(Exercise):
Report how many lines of these entries hold the string "file"; reply with the number alone.
** START Data to process **
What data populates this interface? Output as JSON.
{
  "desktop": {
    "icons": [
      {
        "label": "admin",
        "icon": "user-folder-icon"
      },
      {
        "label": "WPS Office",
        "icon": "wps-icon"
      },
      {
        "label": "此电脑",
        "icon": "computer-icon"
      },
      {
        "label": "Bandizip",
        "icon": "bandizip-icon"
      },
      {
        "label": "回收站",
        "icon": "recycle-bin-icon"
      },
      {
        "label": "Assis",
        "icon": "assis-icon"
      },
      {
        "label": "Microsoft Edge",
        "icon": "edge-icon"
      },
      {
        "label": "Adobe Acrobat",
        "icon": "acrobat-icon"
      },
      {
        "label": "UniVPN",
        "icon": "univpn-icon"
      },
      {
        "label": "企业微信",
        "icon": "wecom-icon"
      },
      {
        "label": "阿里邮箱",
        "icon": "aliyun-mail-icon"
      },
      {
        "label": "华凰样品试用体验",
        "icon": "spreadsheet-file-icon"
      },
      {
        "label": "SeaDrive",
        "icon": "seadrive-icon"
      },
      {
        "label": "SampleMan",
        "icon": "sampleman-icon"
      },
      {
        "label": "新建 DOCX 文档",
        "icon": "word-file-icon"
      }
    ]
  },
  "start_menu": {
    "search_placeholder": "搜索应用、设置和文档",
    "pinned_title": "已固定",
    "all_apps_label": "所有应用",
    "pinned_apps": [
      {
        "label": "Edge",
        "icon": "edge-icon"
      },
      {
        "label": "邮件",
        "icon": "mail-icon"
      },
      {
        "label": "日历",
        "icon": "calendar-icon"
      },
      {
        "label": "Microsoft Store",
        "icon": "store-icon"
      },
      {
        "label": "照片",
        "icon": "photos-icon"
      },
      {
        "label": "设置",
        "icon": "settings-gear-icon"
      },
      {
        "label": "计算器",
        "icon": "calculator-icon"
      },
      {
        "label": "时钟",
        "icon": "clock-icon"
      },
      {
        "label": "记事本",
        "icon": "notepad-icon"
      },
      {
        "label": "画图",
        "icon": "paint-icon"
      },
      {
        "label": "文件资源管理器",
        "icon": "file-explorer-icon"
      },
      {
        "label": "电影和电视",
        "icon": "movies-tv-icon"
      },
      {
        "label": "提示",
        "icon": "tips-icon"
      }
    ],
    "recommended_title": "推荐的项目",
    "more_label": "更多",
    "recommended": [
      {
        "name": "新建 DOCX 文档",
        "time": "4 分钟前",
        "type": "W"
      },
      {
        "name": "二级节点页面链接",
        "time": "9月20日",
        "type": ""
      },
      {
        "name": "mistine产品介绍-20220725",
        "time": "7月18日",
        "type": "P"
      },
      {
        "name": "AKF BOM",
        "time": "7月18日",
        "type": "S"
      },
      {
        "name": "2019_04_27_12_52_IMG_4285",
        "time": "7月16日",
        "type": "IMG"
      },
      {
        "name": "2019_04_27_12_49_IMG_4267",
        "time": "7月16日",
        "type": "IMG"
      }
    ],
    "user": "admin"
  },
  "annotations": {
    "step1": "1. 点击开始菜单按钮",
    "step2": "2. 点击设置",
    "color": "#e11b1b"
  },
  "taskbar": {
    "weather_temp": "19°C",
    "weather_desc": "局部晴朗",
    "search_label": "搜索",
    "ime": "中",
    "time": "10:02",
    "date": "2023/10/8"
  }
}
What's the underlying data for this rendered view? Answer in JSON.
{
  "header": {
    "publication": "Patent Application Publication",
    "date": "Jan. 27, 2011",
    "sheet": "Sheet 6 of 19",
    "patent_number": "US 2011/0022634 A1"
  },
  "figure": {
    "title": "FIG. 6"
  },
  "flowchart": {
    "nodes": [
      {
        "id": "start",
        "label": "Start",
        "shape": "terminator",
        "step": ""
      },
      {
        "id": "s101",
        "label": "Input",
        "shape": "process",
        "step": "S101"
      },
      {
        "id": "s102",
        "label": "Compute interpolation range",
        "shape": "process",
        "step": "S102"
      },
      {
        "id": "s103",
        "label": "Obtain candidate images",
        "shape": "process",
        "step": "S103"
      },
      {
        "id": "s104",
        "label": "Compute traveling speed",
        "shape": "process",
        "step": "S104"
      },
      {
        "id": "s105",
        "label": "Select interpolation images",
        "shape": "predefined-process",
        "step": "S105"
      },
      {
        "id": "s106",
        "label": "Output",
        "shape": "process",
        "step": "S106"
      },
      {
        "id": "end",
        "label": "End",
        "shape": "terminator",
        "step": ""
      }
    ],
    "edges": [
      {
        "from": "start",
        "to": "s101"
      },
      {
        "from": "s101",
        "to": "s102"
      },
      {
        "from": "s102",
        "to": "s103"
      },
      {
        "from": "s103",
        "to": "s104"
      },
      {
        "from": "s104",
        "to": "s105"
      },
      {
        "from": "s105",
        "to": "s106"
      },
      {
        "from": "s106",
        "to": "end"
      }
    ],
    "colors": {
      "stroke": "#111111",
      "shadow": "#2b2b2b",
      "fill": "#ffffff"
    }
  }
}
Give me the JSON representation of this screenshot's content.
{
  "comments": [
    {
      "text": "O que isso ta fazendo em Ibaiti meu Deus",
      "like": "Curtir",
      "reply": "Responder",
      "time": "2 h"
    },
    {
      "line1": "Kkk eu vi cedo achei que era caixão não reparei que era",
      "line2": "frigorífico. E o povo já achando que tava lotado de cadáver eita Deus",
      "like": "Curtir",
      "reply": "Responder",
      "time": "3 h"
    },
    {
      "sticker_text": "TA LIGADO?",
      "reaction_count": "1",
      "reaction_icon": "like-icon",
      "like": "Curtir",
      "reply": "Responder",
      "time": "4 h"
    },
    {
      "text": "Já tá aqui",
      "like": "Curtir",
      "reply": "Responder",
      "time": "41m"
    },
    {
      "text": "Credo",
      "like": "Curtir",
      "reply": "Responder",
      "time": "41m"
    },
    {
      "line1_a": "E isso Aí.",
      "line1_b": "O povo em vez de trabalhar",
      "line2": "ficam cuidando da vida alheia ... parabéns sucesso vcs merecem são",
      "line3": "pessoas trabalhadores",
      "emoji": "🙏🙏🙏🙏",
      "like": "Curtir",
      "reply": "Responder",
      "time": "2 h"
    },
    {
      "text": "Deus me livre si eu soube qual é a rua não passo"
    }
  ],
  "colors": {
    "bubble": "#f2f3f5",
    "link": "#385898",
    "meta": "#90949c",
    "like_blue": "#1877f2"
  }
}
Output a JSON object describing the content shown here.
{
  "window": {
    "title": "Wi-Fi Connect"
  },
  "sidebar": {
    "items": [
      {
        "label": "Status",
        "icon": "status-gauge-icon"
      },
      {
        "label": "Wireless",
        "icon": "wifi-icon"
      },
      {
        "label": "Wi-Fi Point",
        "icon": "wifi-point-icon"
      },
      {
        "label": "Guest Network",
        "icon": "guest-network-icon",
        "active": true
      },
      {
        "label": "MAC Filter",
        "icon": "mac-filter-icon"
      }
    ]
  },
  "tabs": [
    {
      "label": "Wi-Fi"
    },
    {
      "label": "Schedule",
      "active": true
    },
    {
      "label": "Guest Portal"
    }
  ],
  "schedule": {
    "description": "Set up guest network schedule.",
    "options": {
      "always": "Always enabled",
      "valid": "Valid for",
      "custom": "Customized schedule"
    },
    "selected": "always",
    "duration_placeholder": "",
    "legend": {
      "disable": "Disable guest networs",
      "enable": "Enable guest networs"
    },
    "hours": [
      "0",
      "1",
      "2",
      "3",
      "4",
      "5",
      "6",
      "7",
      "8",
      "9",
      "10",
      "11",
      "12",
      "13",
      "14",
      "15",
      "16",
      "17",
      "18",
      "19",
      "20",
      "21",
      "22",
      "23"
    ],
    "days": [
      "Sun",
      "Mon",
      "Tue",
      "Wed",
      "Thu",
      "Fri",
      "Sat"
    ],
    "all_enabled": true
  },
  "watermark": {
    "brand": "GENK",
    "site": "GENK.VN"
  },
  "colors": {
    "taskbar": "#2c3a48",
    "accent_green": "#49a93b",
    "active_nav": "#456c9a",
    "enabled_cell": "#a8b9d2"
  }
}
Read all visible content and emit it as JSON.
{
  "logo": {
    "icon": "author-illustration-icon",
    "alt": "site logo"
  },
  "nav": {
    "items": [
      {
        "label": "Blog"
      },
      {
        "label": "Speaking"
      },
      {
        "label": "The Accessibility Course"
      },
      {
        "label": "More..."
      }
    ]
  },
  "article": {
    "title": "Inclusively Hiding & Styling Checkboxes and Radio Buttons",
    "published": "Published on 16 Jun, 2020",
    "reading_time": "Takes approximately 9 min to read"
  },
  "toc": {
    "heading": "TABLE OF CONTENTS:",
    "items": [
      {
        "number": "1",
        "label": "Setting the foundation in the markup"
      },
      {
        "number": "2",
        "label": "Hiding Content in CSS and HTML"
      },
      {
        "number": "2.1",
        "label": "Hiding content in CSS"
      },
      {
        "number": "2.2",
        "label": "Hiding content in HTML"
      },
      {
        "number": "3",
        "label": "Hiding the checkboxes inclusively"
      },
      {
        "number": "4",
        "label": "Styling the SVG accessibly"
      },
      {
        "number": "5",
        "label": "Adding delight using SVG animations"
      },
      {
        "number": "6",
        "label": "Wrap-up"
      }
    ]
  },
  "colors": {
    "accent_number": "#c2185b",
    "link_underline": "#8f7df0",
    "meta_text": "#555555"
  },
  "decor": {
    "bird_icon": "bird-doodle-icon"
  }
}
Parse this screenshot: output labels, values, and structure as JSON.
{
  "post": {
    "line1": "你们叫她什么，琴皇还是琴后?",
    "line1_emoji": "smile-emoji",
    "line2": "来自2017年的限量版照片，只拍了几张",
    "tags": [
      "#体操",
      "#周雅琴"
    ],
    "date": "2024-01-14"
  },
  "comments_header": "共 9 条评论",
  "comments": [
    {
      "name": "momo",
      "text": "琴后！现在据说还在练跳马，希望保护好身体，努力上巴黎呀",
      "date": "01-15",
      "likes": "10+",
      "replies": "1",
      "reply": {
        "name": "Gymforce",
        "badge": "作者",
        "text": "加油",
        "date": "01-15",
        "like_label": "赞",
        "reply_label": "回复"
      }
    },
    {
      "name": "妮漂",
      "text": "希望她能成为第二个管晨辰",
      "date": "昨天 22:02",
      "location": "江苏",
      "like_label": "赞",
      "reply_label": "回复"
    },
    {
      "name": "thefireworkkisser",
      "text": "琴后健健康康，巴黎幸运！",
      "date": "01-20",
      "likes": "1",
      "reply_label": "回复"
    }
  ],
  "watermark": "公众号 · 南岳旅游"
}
** END Data to process **
(Output for this exercise):
3